DESCRIPTION OF THE TASK: Go through the listing and pick out each line with the word "stiffness" in it.
--------------------------------
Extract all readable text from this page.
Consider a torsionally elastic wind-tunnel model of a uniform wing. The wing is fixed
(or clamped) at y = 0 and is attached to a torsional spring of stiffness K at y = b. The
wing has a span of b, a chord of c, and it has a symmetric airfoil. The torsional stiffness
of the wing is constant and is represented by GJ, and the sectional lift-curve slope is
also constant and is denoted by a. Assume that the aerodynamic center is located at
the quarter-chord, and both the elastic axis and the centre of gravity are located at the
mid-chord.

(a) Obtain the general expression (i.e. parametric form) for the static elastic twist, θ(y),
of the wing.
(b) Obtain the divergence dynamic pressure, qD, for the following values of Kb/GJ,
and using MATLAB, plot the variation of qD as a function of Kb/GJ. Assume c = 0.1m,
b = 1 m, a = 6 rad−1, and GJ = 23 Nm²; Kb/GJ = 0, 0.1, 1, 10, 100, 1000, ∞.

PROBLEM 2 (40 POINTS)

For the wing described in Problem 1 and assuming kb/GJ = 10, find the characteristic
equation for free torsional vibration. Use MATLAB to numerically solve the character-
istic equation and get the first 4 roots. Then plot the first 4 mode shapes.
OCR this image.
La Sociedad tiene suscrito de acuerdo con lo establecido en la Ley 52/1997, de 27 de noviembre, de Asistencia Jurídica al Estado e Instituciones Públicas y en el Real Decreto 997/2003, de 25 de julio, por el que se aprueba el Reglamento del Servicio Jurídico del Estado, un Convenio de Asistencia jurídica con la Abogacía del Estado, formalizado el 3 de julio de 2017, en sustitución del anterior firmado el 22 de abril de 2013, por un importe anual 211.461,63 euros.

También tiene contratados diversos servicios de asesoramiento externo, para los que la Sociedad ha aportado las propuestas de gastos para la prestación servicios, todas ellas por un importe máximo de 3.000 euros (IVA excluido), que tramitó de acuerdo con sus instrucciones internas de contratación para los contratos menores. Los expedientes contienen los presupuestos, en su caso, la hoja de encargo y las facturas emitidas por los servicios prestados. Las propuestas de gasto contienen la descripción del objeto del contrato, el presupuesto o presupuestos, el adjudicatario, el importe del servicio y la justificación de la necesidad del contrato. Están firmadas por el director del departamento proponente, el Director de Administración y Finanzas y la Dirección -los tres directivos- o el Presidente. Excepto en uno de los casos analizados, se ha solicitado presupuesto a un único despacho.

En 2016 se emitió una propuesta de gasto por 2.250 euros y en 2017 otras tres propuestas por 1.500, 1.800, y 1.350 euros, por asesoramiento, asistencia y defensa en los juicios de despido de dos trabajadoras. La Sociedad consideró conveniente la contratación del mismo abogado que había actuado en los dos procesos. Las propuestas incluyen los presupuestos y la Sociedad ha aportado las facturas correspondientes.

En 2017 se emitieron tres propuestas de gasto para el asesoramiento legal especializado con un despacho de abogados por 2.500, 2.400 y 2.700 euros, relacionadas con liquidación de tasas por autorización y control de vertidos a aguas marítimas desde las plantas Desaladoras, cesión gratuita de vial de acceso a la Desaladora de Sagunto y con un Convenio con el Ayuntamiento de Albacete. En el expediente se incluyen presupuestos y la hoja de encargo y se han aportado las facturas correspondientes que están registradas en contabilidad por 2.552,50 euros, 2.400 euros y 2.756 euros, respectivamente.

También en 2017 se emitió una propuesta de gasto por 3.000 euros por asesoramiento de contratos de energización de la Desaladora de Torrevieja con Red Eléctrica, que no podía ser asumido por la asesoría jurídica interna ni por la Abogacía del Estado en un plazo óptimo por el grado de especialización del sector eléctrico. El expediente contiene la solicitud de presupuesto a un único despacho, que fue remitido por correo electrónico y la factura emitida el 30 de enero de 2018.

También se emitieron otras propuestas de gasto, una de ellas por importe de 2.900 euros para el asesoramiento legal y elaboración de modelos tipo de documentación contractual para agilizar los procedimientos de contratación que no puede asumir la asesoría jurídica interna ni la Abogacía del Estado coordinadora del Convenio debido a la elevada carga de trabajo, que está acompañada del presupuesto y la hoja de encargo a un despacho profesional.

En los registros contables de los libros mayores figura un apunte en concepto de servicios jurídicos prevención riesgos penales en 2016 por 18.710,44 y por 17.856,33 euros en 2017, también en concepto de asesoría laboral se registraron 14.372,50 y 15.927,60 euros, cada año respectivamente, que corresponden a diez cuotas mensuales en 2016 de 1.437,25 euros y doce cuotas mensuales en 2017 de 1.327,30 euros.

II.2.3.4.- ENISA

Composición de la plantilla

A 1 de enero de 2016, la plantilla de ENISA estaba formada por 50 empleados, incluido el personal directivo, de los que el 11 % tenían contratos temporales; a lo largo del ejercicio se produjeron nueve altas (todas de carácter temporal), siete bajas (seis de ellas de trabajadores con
--------------------------------
RESULT OF THE TASK:
(or clamped) at y = 0 and is attached to a torsional spring of stiffness K at y = b. The
wing has a span of b, a chord of c, and it has a symmetric airfoil. The torsional stiffness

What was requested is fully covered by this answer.